--- begin EXERCISE INPUT ---

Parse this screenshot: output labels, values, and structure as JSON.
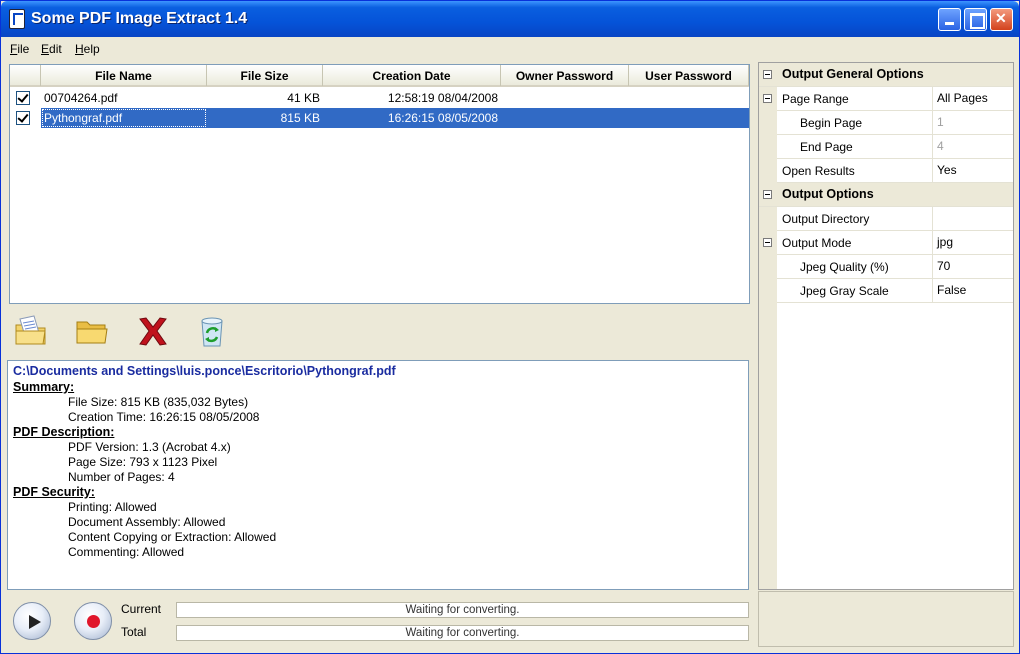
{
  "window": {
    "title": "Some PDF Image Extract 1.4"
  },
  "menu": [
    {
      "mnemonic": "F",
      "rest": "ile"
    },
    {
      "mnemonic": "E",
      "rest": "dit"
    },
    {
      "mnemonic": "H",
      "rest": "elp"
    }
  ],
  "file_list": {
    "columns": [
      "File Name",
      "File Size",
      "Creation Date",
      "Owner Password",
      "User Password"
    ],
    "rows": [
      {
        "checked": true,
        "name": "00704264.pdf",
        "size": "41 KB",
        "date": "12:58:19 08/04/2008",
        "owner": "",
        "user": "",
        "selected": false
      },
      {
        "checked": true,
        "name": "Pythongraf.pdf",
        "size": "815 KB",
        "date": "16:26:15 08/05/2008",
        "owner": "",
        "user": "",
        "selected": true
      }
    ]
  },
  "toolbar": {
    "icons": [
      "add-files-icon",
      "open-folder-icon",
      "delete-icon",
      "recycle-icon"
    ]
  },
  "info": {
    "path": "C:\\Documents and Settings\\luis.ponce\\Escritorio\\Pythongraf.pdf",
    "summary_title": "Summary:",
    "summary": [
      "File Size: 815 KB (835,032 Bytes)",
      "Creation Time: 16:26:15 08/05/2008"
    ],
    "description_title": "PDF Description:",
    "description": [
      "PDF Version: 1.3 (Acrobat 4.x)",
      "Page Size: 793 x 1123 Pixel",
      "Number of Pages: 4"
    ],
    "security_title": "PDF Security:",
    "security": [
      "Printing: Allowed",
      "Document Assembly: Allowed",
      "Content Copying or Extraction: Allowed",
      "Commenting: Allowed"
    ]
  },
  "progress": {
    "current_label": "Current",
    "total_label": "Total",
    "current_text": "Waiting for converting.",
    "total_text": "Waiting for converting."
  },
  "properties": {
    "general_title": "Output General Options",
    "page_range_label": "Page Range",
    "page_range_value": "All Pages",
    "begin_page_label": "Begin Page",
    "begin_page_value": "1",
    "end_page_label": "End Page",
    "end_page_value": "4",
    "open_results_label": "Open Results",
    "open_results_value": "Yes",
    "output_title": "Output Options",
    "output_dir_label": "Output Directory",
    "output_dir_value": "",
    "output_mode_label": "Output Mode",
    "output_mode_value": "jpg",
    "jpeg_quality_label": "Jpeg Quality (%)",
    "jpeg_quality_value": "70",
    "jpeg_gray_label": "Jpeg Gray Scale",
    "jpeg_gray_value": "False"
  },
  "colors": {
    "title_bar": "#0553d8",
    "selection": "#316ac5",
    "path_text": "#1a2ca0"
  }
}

--- end EXERCISE INPUT ---

- _TASK TO COMPLETE_:
Find how many of the lines above have the word "Creation" in them. State only that number.

- _EXERCISE ANSWER_:
2